-- BEGIN Given records --

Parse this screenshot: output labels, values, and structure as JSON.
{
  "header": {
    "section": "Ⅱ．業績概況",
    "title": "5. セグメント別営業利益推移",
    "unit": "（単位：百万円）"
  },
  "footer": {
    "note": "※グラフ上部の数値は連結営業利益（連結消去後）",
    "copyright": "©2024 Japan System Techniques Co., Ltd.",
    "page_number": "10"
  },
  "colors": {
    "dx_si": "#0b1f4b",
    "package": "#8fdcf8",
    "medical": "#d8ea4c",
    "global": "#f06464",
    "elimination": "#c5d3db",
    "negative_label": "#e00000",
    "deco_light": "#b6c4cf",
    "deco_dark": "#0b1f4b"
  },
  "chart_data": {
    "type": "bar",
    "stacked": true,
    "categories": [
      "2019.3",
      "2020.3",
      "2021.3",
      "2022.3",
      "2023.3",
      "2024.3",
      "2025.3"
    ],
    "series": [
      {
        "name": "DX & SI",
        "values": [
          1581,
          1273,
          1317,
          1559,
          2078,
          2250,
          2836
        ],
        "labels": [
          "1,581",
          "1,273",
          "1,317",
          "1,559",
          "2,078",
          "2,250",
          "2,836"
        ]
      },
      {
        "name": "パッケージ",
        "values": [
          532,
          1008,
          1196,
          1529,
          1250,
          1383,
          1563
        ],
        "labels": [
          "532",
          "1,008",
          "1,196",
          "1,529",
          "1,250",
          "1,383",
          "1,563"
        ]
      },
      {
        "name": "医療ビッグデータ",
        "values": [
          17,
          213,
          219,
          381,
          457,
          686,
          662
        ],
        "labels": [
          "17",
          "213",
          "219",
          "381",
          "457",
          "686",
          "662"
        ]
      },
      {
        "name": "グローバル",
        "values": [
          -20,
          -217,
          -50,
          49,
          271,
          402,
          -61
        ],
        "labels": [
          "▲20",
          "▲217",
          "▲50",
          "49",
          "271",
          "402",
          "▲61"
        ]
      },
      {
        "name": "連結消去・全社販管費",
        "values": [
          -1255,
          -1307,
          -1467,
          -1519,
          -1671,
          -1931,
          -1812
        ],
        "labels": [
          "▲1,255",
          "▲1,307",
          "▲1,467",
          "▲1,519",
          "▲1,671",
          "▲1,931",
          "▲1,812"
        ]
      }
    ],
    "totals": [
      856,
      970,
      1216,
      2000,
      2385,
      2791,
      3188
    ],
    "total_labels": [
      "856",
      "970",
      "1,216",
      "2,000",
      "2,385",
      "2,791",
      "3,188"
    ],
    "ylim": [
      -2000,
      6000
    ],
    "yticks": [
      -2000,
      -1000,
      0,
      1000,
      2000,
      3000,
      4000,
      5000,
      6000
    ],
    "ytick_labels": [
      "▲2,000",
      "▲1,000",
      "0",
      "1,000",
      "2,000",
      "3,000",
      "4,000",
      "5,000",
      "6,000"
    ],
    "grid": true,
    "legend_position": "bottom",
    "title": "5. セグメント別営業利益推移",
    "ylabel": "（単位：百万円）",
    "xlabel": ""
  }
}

-- END Given records --

Retype all of the material above with every character intact.

Parse this screenshot: output labels, values, and structure as JSON.
{
  "header": {
    "section": "Ⅱ．業績概況",
    "title": "5. セグメント別営業利益推移",
    "unit": "（単位：百万円）"
  },
  "footer": {
    "note": "※グラフ上部の数値は連結営業利益（連結消去後）",
    "copyright": "©2024 Japan System Techniques Co., Ltd.",
    "page_number": "10"
  },
  "colors": {
    "dx_si": "#0b1f4b",
    "package": "#8fdcf8",
    "medical": "#d8ea4c",
    "global": "#f06464",
    "elimination": "#c5d3db",
    "negative_label": "#e00000",
    "deco_light": "#b6c4cf",
    "deco_dark": "#0b1f4b"
  },
  "chart_data": {
    "type": "bar",
    "stacked": true,
    "categories": [
      "2019.3",
      "2020.3",
      "2021.3",
      "2022.3",
      "2023.3",
      "2024.3",
      "2025.3"
    ],
    "series": [
      {
        "name": "DX & SI",
        "values": [
          1581,
          1273,
          1317,
          1559,
          2078,
          2250,
          2836
        ],
        "labels": [
          "1,581",
          "1,273",
          "1,317",
          "1,559",
          "2,078",
          "2,250",
          "2,836"
        ]
      },
      {
        "name": "パッケージ",
        "values": [
          532,
          1008,
          1196,
          1529,
          1250,
          1383,
          1563
        ],
        "labels": [
          "532",
          "1,008",
          "1,196",
          "1,529",
          "1,250",
          "1,383",
          "1,563"
        ]
      },
      {
        "name": "医療ビッグデータ",
        "values": [
          17,
          213,
          219,
          381,
          457,
          686,
          662
        ],
        "labels": [
          "17",
          "213",
          "219",
          "381",
          "457",
          "686",
          "662"
        ]
      },
      {
        "name": "グローバル",
        "values": [
          -20,
          -217,
          -50,
          49,
          271,
          402,
          -61
        ],
        "labels": [
          "▲20",
          "▲217",
          "▲50",
          "49",
          "271",
          "402",
          "▲61"
        ]
      },
      {
        "name": "連結消去・全社販管費",
        "values": [
          -1255,
          -1307,
          -1467,
          -1519,
          -1671,
          -1931,
          -1812
        ],
        "labels": [
          "▲1,255",
          "▲1,307",
          "▲1,467",
          "▲1,519",
          "▲1,671",
          "▲1,931",
          "▲1,812"
        ]
      }
    ],
    "totals": [
      856,
      970,
      1216,
      2000,
      2385,
      2791,
      3188
    ],
    "total_labels": [
      "856",
      "970",
      "1,216",
      "2,000",
      "2,385",
      "2,791",
      "3,188"
    ],
    "ylim": [
      -2000,
      6000
    ],
    "yticks": [
      -2000,
      -1000,
      0,
      1000,
      2000,
      3000,
      4000,
      5000,
      6000
    ],
    "ytick_labels": [
      "▲2,000",
      "▲1,000",
      "0",
      "1,000",
      "2,000",
      "3,000",
      "4,000",
      "5,000",
      "6,000"
    ],
    "grid": true,
    "legend_position": "bottom",
    "title": "5. セグメント別営業利益推移",
    "ylabel": "（単位：百万円）",
    "xlabel": ""
  }
}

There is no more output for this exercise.